== Stated exercise ==
Please reproduce, character for character, everything in the data from the line containing "staticText: MangaYY.Org <box>562" down to the line containing "button[interactable]: 9 <box>640", both of those lines included.

━━━━━ Material for the task ━━━━━

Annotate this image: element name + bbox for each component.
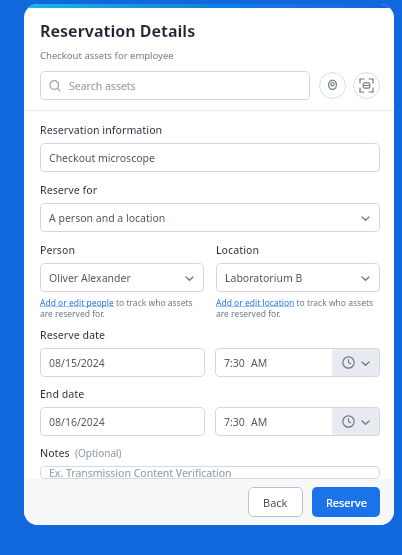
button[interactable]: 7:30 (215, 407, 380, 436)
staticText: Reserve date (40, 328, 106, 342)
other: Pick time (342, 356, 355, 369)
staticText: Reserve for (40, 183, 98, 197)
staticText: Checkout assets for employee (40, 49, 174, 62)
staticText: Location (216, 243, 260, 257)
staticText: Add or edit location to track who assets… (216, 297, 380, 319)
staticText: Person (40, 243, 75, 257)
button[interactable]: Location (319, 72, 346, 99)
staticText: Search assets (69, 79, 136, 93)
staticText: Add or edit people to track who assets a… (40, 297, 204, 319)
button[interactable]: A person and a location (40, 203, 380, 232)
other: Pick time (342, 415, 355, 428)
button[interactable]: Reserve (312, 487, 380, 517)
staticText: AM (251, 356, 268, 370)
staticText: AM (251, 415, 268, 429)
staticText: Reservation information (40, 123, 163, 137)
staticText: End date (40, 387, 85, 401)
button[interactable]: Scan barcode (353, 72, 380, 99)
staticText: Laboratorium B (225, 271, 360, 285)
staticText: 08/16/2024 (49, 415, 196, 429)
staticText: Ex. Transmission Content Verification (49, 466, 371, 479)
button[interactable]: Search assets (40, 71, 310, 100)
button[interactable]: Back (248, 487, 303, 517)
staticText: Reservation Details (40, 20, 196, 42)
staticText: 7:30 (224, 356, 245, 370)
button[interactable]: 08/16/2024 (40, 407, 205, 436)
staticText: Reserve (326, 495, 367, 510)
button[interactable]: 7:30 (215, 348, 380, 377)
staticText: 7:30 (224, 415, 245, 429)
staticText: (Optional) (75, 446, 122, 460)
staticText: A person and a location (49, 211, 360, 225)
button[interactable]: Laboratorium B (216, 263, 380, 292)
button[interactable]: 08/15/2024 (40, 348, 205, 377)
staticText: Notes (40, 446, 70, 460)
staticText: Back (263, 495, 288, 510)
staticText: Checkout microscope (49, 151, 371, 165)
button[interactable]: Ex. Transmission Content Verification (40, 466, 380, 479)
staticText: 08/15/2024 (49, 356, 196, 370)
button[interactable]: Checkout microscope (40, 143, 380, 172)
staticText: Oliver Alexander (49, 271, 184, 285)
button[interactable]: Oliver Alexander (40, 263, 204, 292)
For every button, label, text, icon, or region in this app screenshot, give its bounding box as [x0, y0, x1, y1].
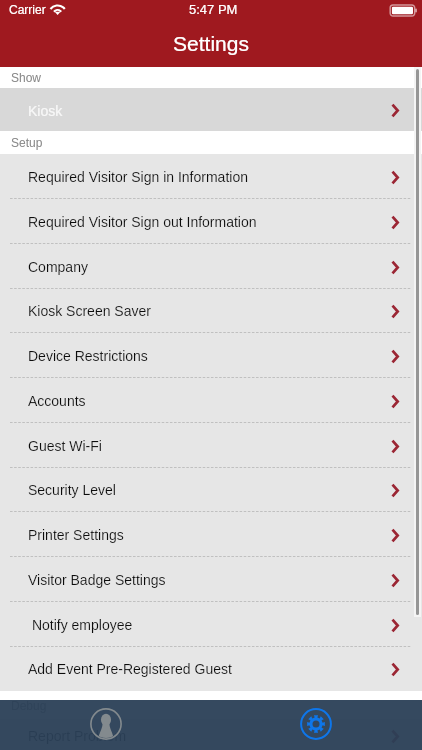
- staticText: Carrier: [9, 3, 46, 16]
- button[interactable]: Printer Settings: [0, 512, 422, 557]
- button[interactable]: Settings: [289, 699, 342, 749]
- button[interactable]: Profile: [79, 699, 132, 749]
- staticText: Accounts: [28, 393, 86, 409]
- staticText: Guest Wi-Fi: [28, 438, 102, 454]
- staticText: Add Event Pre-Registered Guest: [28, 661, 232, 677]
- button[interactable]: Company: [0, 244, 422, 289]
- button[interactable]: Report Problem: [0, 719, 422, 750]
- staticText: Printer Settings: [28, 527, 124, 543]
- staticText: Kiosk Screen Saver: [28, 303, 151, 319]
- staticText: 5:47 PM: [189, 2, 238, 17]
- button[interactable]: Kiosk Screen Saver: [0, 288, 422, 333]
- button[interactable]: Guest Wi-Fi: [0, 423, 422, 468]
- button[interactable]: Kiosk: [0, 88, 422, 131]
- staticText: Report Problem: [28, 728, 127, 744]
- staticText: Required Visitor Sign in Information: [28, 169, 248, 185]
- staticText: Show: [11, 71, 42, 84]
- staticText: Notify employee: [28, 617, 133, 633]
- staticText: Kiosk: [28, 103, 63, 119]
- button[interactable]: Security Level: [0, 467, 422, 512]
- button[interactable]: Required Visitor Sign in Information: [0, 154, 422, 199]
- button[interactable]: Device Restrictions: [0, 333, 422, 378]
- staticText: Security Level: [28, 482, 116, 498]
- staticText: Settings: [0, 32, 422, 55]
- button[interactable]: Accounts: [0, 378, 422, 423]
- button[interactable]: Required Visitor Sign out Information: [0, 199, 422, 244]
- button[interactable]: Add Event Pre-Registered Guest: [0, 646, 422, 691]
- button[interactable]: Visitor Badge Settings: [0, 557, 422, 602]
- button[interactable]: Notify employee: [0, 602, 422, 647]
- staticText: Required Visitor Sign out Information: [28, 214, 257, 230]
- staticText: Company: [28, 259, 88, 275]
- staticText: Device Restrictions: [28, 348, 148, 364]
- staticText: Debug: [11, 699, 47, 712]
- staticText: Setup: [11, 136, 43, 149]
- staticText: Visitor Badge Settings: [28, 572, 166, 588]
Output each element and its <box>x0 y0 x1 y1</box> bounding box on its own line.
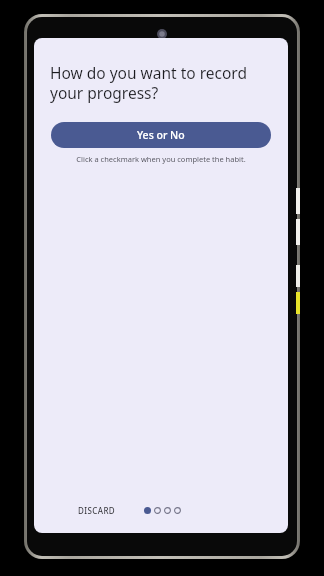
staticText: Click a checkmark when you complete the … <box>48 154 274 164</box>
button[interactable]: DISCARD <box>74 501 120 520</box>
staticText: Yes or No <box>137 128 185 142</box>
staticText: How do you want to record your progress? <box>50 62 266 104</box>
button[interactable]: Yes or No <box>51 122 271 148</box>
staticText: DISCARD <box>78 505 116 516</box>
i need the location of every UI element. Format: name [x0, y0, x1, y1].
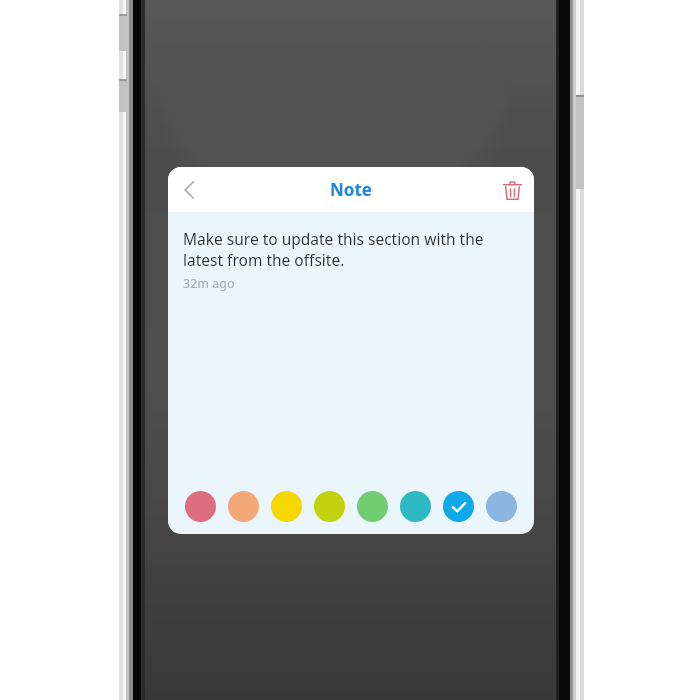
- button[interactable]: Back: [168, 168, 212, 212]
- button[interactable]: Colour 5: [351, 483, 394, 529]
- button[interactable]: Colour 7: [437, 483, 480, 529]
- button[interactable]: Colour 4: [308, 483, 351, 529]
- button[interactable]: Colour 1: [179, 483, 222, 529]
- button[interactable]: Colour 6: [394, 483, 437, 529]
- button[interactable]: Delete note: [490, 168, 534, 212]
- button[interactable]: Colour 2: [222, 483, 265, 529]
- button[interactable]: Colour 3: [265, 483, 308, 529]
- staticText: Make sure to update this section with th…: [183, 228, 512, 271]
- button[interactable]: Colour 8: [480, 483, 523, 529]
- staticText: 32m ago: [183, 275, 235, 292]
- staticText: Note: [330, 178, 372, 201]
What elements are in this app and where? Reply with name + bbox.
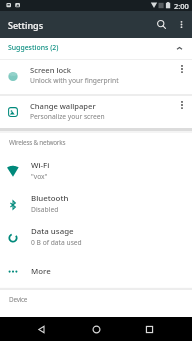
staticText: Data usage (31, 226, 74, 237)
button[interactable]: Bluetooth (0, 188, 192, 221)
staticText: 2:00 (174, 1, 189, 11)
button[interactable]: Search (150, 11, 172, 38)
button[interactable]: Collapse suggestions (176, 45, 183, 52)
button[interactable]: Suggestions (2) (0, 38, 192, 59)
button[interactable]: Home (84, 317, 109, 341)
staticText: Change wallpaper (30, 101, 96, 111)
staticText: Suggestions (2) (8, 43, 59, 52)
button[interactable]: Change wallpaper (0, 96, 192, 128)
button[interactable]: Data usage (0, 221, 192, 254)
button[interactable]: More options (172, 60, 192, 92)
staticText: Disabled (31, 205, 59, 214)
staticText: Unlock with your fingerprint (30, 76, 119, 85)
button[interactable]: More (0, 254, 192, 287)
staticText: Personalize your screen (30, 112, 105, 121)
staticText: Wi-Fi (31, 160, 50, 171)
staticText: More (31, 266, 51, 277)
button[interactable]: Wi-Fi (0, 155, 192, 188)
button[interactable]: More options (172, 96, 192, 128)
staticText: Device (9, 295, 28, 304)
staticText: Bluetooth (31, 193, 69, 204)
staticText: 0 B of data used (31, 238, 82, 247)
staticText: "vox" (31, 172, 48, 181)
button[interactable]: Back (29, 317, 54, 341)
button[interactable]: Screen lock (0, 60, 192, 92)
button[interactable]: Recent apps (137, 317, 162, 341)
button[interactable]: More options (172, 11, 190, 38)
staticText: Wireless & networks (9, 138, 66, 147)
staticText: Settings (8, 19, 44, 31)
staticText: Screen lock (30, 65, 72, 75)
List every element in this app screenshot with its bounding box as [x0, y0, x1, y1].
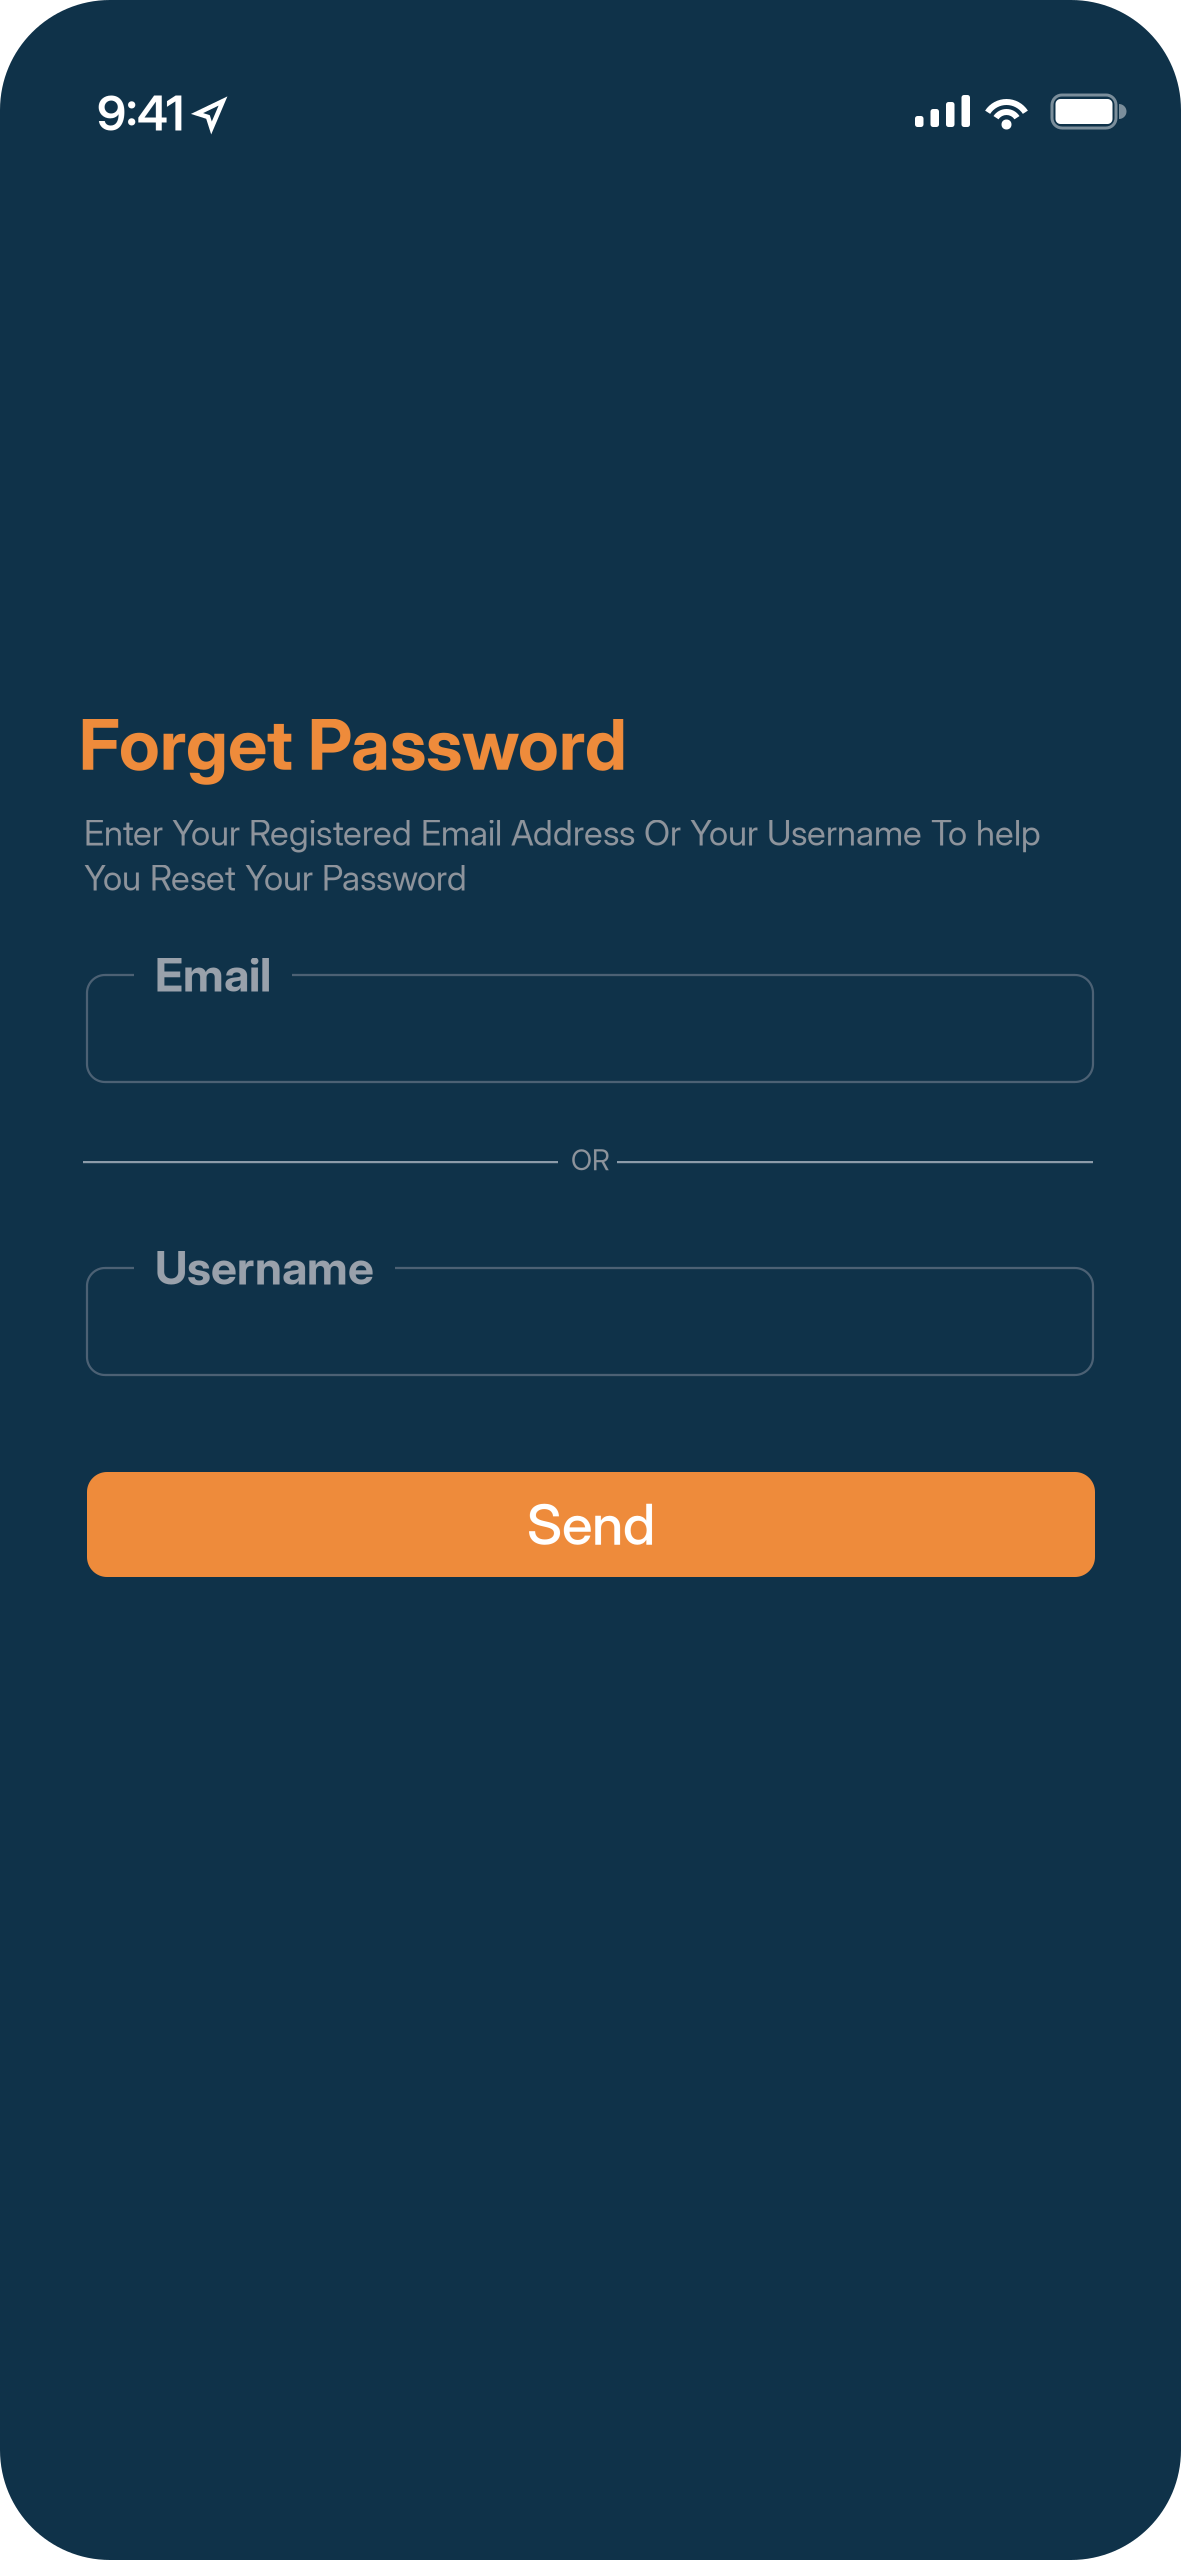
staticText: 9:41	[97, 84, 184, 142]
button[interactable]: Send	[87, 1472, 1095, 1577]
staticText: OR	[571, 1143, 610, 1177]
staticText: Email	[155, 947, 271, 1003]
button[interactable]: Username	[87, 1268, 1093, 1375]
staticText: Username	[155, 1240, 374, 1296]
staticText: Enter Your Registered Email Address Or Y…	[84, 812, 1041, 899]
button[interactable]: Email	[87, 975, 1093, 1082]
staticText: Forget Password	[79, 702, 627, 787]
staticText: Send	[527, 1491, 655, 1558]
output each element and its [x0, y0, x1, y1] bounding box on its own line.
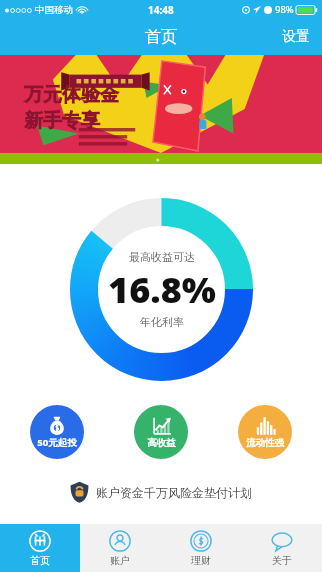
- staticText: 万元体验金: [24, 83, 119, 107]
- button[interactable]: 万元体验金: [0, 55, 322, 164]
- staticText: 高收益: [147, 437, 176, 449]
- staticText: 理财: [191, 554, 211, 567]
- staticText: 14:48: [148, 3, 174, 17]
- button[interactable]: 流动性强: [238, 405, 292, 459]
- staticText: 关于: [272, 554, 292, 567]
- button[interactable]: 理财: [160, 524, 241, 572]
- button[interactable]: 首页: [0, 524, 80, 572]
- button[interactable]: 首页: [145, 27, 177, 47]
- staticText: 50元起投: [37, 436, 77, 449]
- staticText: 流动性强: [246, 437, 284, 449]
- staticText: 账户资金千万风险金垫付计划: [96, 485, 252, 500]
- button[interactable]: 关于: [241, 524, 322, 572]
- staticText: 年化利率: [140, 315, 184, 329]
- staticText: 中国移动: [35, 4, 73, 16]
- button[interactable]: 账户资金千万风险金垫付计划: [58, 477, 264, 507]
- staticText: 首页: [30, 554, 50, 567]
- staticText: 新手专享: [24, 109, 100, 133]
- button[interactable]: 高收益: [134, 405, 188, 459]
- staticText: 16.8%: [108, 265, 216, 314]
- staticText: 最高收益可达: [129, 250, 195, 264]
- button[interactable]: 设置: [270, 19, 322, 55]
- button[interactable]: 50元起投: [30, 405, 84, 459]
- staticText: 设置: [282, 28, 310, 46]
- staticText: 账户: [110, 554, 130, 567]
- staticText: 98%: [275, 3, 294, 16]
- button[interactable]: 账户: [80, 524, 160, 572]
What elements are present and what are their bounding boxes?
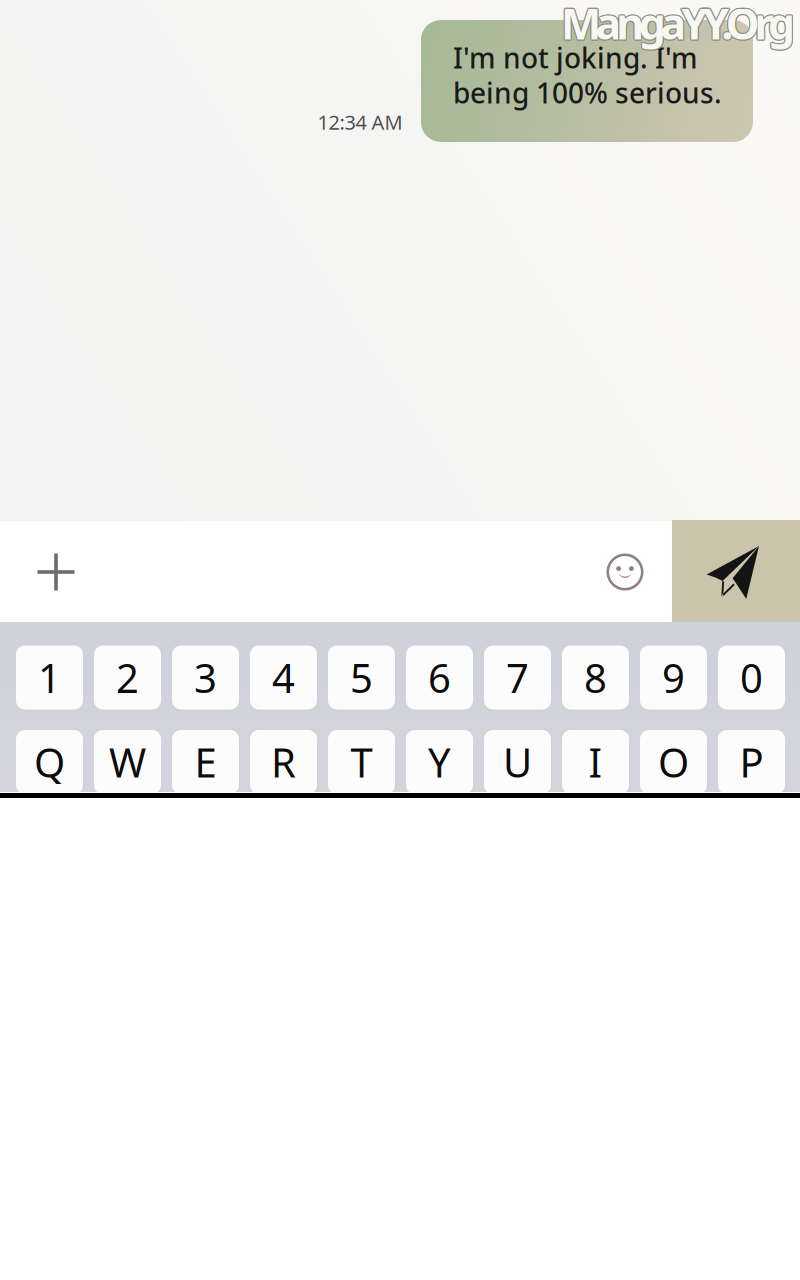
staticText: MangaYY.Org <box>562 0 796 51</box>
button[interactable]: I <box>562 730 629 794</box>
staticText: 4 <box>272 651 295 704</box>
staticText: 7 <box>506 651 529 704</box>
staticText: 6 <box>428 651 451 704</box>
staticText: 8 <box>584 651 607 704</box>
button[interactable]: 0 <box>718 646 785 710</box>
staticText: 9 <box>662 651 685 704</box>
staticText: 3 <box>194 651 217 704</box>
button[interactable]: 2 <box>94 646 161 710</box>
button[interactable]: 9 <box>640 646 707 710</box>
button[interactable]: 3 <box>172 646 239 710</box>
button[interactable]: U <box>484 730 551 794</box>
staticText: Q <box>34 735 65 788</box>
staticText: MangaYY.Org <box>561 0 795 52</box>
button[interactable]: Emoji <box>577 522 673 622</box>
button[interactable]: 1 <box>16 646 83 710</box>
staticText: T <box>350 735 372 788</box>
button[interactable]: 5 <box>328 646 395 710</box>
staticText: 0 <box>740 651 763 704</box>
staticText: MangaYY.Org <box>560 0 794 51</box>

━━━━━

== Task solution ==
staticText: MangaYY.Org <box>562 0 796 51</box>
button[interactable]: I <box>562 730 629 794</box>
staticText: 4 <box>272 651 295 704</box>
staticText: 7 <box>506 651 529 704</box>
staticText: 6 <box>428 651 451 704</box>
staticText: 8 <box>584 651 607 704</box>
button[interactable]: 0 <box>718 646 785 710</box>
staticText: 9 <box>662 651 685 704</box>
staticText: 3 <box>194 651 217 704</box>
button[interactable]: 2 <box>94 646 161 710</box>
button[interactable]: 9 <box>640 646 707 710</box>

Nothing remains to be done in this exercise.